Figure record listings
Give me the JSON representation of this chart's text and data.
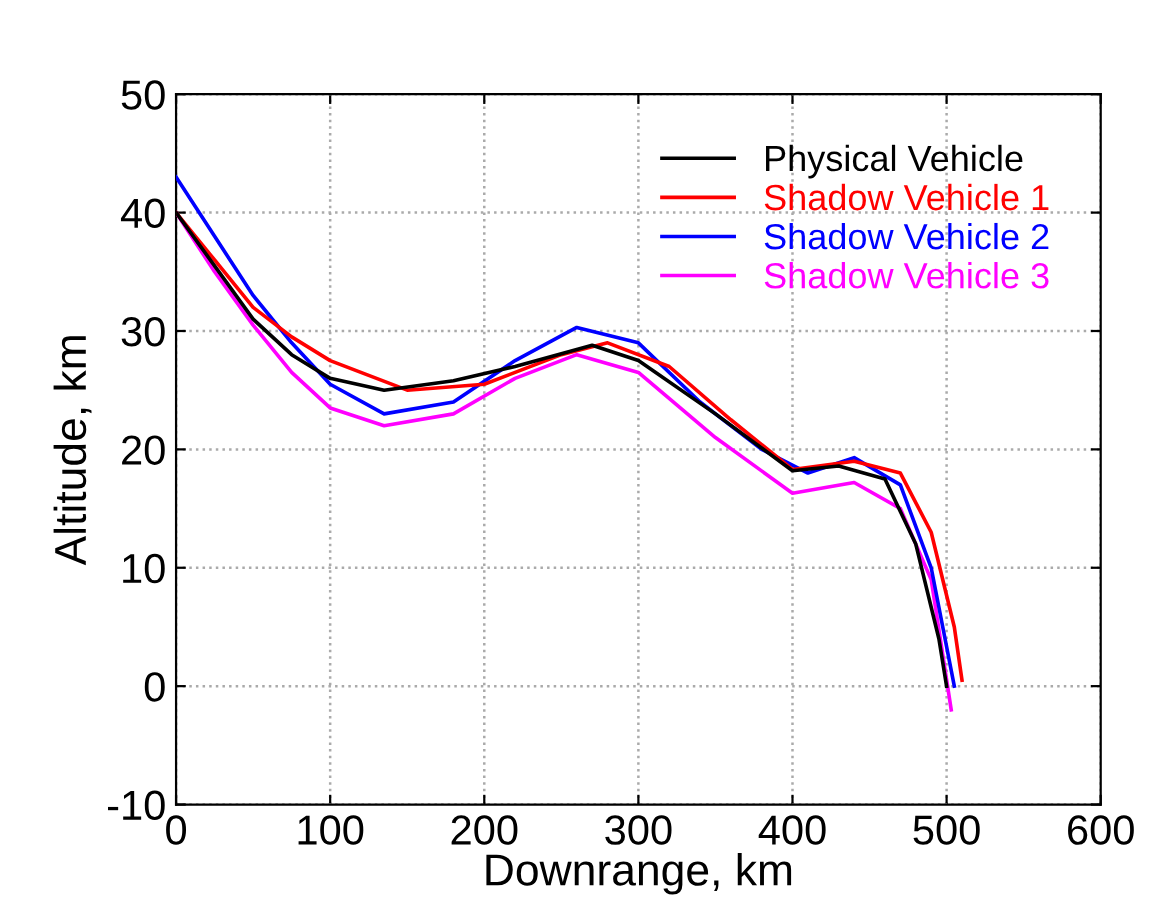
{
  "chart_data": {
    "type": "line",
    "xlabel": "Downrange, km",
    "ylabel": "Altitude, km",
    "xlim": [
      0,
      600
    ],
    "ylim": [
      -10,
      50
    ],
    "xticks": [
      0,
      100,
      200,
      300,
      400,
      500,
      600
    ],
    "yticks": [
      -10,
      0,
      10,
      20,
      30,
      40,
      50
    ],
    "grid": true,
    "legend": "top right",
    "marker": "none",
    "line_style": "solid",
    "series": [
      {
        "name": "Physical Vehicle",
        "color": "#000000",
        "x": [
          0,
          25,
          50,
          75,
          100,
          135,
          180,
          220,
          270,
          300,
          350,
          400,
          430,
          460,
          480,
          495,
          500
        ],
        "values": [
          40,
          35.5,
          31,
          28,
          26,
          25,
          25.8,
          27,
          28.8,
          27.5,
          23,
          18.2,
          18.6,
          17.5,
          12,
          4,
          0
        ]
      },
      {
        "name": "Shadow Vehicle 1",
        "color": "#ff0000",
        "x": [
          0,
          25,
          50,
          75,
          100,
          150,
          200,
          250,
          280,
          320,
          360,
          400,
          440,
          470,
          490,
          505,
          510
        ],
        "values": [
          40,
          36,
          32,
          29.5,
          27.5,
          25,
          25.5,
          28,
          29,
          27,
          22.5,
          18.3,
          19,
          18,
          13,
          5,
          0.5
        ]
      },
      {
        "name": "Shadow Vehicle 2",
        "color": "#0000ff",
        "x": [
          0,
          25,
          50,
          75,
          100,
          135,
          180,
          220,
          260,
          300,
          340,
          380,
          410,
          440,
          470,
          490,
          505
        ],
        "values": [
          43,
          38,
          33,
          29,
          25.5,
          23,
          24,
          27.5,
          30.3,
          29,
          24,
          20,
          18,
          19.3,
          17,
          10,
          0
        ]
      },
      {
        "name": "Shadow Vehicle 3",
        "color": "#ff00ff",
        "x": [
          0,
          25,
          50,
          75,
          100,
          135,
          180,
          220,
          260,
          300,
          350,
          400,
          440,
          470,
          490,
          503
        ],
        "values": [
          40,
          35,
          30.5,
          26.5,
          23.5,
          22,
          23,
          26,
          28,
          26.5,
          21,
          16.3,
          17.2,
          15,
          9,
          -2
        ]
      }
    ]
  }
}
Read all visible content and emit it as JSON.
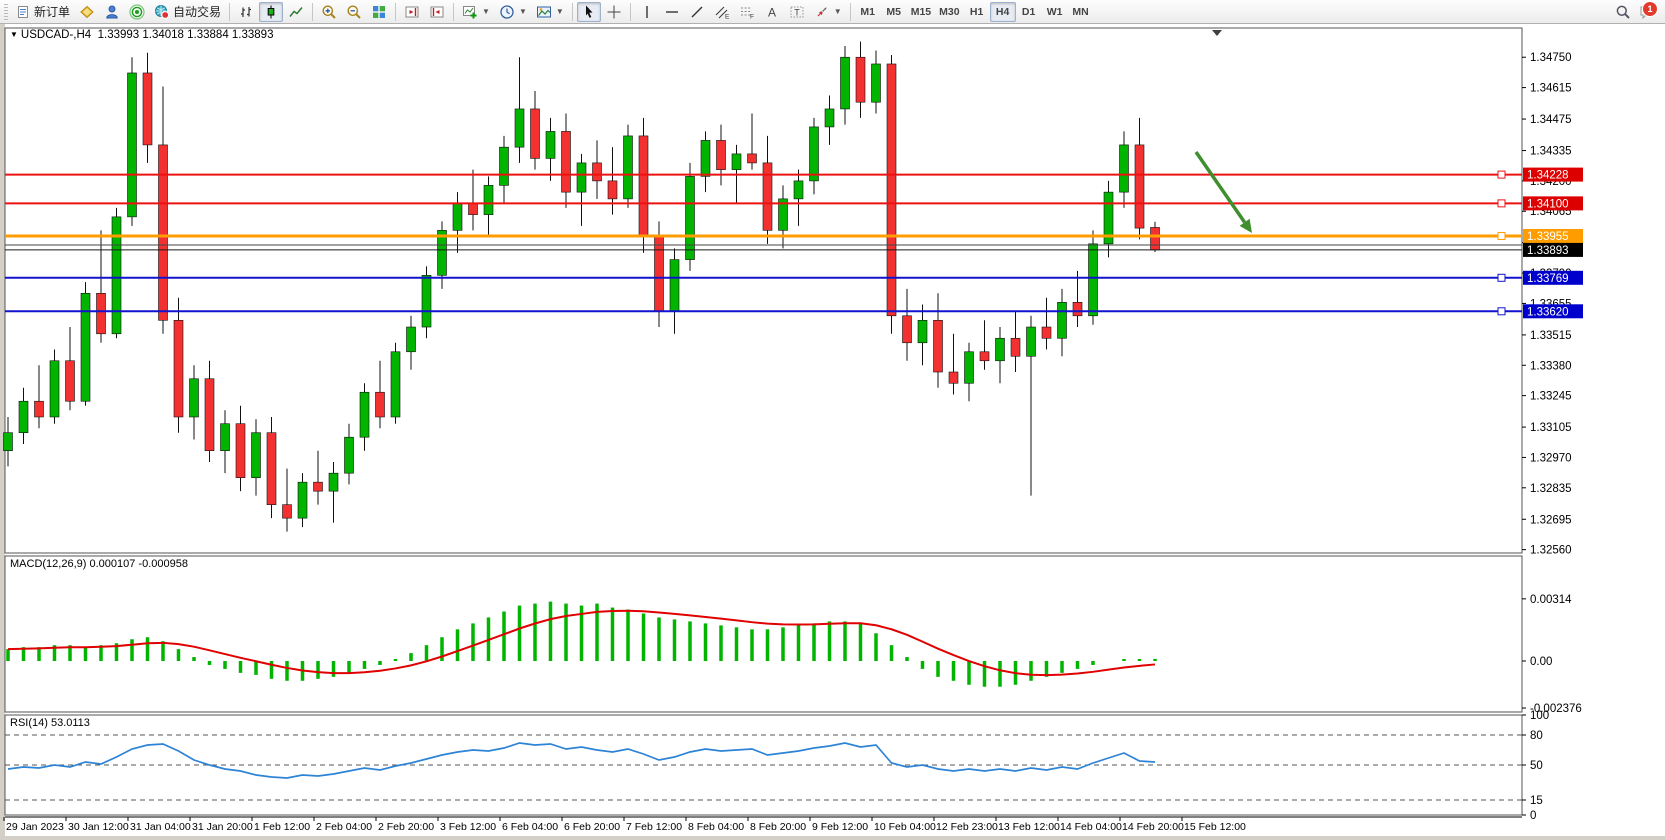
{
  "toolbar": {
    "new_order": "新订单",
    "auto_trading": "自动交易",
    "timeframes": [
      "M1",
      "M5",
      "M15",
      "M30",
      "H1",
      "H4",
      "D1",
      "W1",
      "MN"
    ],
    "active_timeframe": "H4",
    "notification_count": "1"
  },
  "chart": {
    "symbol_title": "USDCAD-,H4",
    "ohlc_text": "1.33993 1.34018 1.33884 1.33893",
    "macd_label": "MACD(12,26,9) 0.000107 -0.000958",
    "rsi_label": "RSI(14) 53.0113"
  },
  "chart_data": {
    "type": "candlestick",
    "symbol": "USDCAD",
    "timeframe": "H4",
    "last_ohlc": {
      "open": 1.33993,
      "high": 1.34018,
      "low": 1.33884,
      "close": 1.33893
    },
    "up_color": "#00b400",
    "down_color": "#f43131",
    "price_axis_ticks": [
      "1.34750",
      "1.34615",
      "1.34475",
      "1.34335",
      "1.34200",
      "1.34065",
      "1.33925",
      "1.33790",
      "1.33655",
      "1.33515",
      "1.33380",
      "1.33245",
      "1.33105",
      "1.32970",
      "1.32835",
      "1.32695",
      "1.32560"
    ],
    "horizontal_lines": [
      {
        "price": 1.34228,
        "color": "#ee1111",
        "width": 2,
        "badge": "1.34228",
        "badge_bg": "#dd0000"
      },
      {
        "price": 1.341,
        "color": "#ee1111",
        "width": 2,
        "badge": "1.34100",
        "badge_bg": "#dd0000"
      },
      {
        "price": 1.33955,
        "color": "#ff9d00",
        "width": 3,
        "badge": "1.33955",
        "badge_bg": "#ff9d00"
      },
      {
        "price": 1.33915,
        "color": "#454545",
        "width": 1
      },
      {
        "price": 1.33893,
        "color": "#1a1a1a",
        "width": 1,
        "badge": "1.33893",
        "badge_bg": "#000000"
      },
      {
        "price": 1.33769,
        "color": "#1212cf",
        "width": 2,
        "badge": "1.33769",
        "badge_bg": "#0000cc"
      },
      {
        "price": 1.3362,
        "color": "#1212cf",
        "width": 2,
        "badge": "1.33620",
        "badge_bg": "#0000cc"
      }
    ],
    "candles": [
      [
        1.33,
        1.3315,
        1.3293,
        1.3308
      ],
      [
        1.3308,
        1.3328,
        1.3303,
        1.3322
      ],
      [
        1.3322,
        1.3338,
        1.331,
        1.3315
      ],
      [
        1.3315,
        1.3345,
        1.3312,
        1.334
      ],
      [
        1.334,
        1.3355,
        1.3318,
        1.3322
      ],
      [
        1.3322,
        1.3375,
        1.332,
        1.337
      ],
      [
        1.337,
        1.3398,
        1.3348,
        1.3352
      ],
      [
        1.3352,
        1.3408,
        1.335,
        1.3404
      ],
      [
        1.3404,
        1.3475,
        1.34,
        1.3468
      ],
      [
        1.3468,
        1.3477,
        1.3428,
        1.3436
      ],
      [
        1.3436,
        1.3462,
        1.3352,
        1.3358
      ],
      [
        1.3358,
        1.3368,
        1.3308,
        1.3315
      ],
      [
        1.3315,
        1.3338,
        1.3305,
        1.3332
      ],
      [
        1.3332,
        1.334,
        1.3295,
        1.33
      ],
      [
        1.33,
        1.3318,
        1.329,
        1.3312
      ],
      [
        1.3312,
        1.332,
        1.3282,
        1.3288
      ],
      [
        1.3288,
        1.3314,
        1.328,
        1.3308
      ],
      [
        1.3308,
        1.3315,
        1.327,
        1.3276
      ],
      [
        1.3276,
        1.3292,
        1.3264,
        1.327
      ],
      [
        1.327,
        1.329,
        1.3266,
        1.3286
      ],
      [
        1.3286,
        1.33,
        1.3276,
        1.3282
      ],
      [
        1.3282,
        1.3295,
        1.3268,
        1.329
      ],
      [
        1.329,
        1.3312,
        1.3285,
        1.3306
      ],
      [
        1.3306,
        1.333,
        1.33,
        1.3326
      ],
      [
        1.3326,
        1.334,
        1.331,
        1.3315
      ],
      [
        1.3315,
        1.3348,
        1.3312,
        1.3344
      ],
      [
        1.3344,
        1.336,
        1.3336,
        1.3355
      ],
      [
        1.3355,
        1.3382,
        1.335,
        1.3378
      ],
      [
        1.3378,
        1.3402,
        1.3372,
        1.3398
      ],
      [
        1.3398,
        1.3415,
        1.3388,
        1.341
      ],
      [
        1.341,
        1.3425,
        1.3398,
        1.3405
      ],
      [
        1.3405,
        1.3422,
        1.3395,
        1.3418
      ],
      [
        1.3418,
        1.344,
        1.341,
        1.3435
      ],
      [
        1.3435,
        1.3475,
        1.3428,
        1.3452
      ],
      [
        1.3452,
        1.346,
        1.3425,
        1.343
      ],
      [
        1.343,
        1.3448,
        1.342,
        1.3442
      ],
      [
        1.3442,
        1.345,
        1.3408,
        1.3415
      ],
      [
        1.3415,
        1.3432,
        1.34,
        1.3428
      ],
      [
        1.3428,
        1.3438,
        1.3412,
        1.342
      ],
      [
        1.342,
        1.3435,
        1.3405,
        1.3412
      ],
      [
        1.3412,
        1.3445,
        1.3408,
        1.344
      ],
      [
        1.344,
        1.3448,
        1.3388,
        1.3395
      ],
      [
        1.3395,
        1.3402,
        1.3355,
        1.3362
      ],
      [
        1.3362,
        1.339,
        1.3352,
        1.3385
      ],
      [
        1.3385,
        1.3428,
        1.338,
        1.3422
      ],
      [
        1.3422,
        1.3442,
        1.3415,
        1.3438
      ],
      [
        1.3438,
        1.3445,
        1.3418,
        1.3425
      ],
      [
        1.3425,
        1.3436,
        1.341,
        1.3432
      ],
      [
        1.3432,
        1.345,
        1.3425,
        1.3428
      ],
      [
        1.3428,
        1.344,
        1.3392,
        1.3398
      ],
      [
        1.3398,
        1.3418,
        1.339,
        1.3412
      ],
      [
        1.3412,
        1.3425,
        1.34,
        1.342
      ],
      [
        1.342,
        1.3448,
        1.3414,
        1.3444
      ],
      [
        1.3444,
        1.3458,
        1.3436,
        1.3452
      ],
      [
        1.3452,
        1.348,
        1.3445,
        1.3475
      ],
      [
        1.3475,
        1.3482,
        1.3448,
        1.3455
      ],
      [
        1.3455,
        1.3478,
        1.345,
        1.3472
      ],
      [
        1.3472,
        1.3476,
        1.3352,
        1.336
      ],
      [
        1.336,
        1.3372,
        1.334,
        1.3348
      ],
      [
        1.3348,
        1.3365,
        1.3338,
        1.3358
      ],
      [
        1.3358,
        1.337,
        1.3328,
        1.3335
      ],
      [
        1.3335,
        1.3352,
        1.3325,
        1.333
      ],
      [
        1.333,
        1.3348,
        1.3322,
        1.3344
      ],
      [
        1.3344,
        1.3358,
        1.3336,
        1.334
      ],
      [
        1.334,
        1.3355,
        1.333,
        1.335
      ],
      [
        1.335,
        1.3362,
        1.3335,
        1.3342
      ],
      [
        1.3342,
        1.336,
        1.328,
        1.3355
      ],
      [
        1.3355,
        1.3368,
        1.3345,
        1.335
      ],
      [
        1.335,
        1.3372,
        1.3342,
        1.3366
      ],
      [
        1.3366,
        1.338,
        1.3355,
        1.336
      ],
      [
        1.336,
        1.3398,
        1.3356,
        1.3392
      ],
      [
        1.3392,
        1.342,
        1.3386,
        1.3415
      ],
      [
        1.3415,
        1.3442,
        1.3408,
        1.3436
      ],
      [
        1.3436,
        1.3448,
        1.3394,
        1.3399
      ],
      [
        1.33993,
        1.34018,
        1.33884,
        1.33893
      ]
    ],
    "macd": {
      "label": "MACD(12,26,9)",
      "main_value": 0.000107,
      "signal_value": -0.000958,
      "bar_color": "#00b400",
      "signal_color": "#e00000",
      "axis_ticks": [
        "0.00314",
        "0.00",
        "-0.002376"
      ],
      "histogram": [
        0.0006,
        0.0007,
        0.0007,
        0.0008,
        0.0008,
        0.0007,
        0.0008,
        0.0009,
        0.0011,
        0.0012,
        0.001,
        0.0006,
        0.0002,
        -0.0002,
        -0.0004,
        -0.0006,
        -0.0007,
        -0.0009,
        -0.001,
        -0.001,
        -0.0009,
        -0.0008,
        -0.0006,
        -0.0004,
        -0.0002,
        0.0001,
        0.0004,
        0.0008,
        0.0012,
        0.0016,
        0.0019,
        0.0022,
        0.0025,
        0.0028,
        0.0029,
        0.003,
        0.0029,
        0.0028,
        0.0029,
        0.0027,
        0.0026,
        0.0024,
        0.0022,
        0.0021,
        0.002,
        0.0019,
        0.0018,
        0.0017,
        0.0016,
        0.0016,
        0.0017,
        0.0018,
        0.0019,
        0.002,
        0.002,
        0.0019,
        0.0014,
        0.0008,
        0.0002,
        -0.0004,
        -0.0008,
        -0.001,
        -0.0012,
        -0.0013,
        -0.0013,
        -0.0012,
        -0.001,
        -0.0008,
        -0.0006,
        -0.0004,
        -0.0002,
        0.0,
        0.0001,
        0.0001,
        0.000107
      ]
    },
    "rsi": {
      "label": "RSI(14)",
      "value": 53.0113,
      "line_color": "#2d83d5",
      "levels": [
        80,
        50,
        15
      ],
      "axis_ticks": [
        "100",
        "80",
        "50",
        "15",
        "0"
      ],
      "series": [
        46,
        48,
        47,
        50,
        48,
        53,
        51,
        58,
        66,
        70,
        71,
        64,
        55,
        50,
        46,
        44,
        40,
        38,
        37,
        40,
        39,
        41,
        44,
        47,
        45,
        49,
        52,
        56,
        60,
        63,
        65,
        64,
        67,
        72,
        70,
        71,
        66,
        68,
        65,
        63,
        66,
        61,
        55,
        58,
        63,
        66,
        64,
        65,
        66,
        60,
        62,
        64,
        67,
        69,
        72,
        68,
        70,
        52,
        48,
        50,
        46,
        44,
        46,
        44,
        46,
        44,
        47,
        45,
        48,
        46,
        52,
        57,
        62,
        54,
        53
      ]
    },
    "dates": [
      "29 Jan 2023",
      "30 Jan 12:00",
      "31 Jan 04:00",
      "31 Jan 20:00",
      "1 Feb 12:00",
      "2 Feb 04:00",
      "2 Feb 20:00",
      "3 Feb 12:00",
      "6 Feb 04:00",
      "6 Feb 20:00",
      "7 Feb 12:00",
      "8 Feb 04:00",
      "8 Feb 20:00",
      "9 Feb 12:00",
      "10 Feb 04:00",
      "12 Feb 23:00",
      "13 Feb 12:00",
      "14 Feb 04:00",
      "14 Feb 20:00",
      "15 Feb 12:00"
    ],
    "annotation_arrow": {
      "color": "#3f8f2f",
      "direction": "down-right"
    }
  }
}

[Task prompt]
Report the number of lines in the entries above that include the word "Vehicle" and add nothing to it.

[Expected output]
4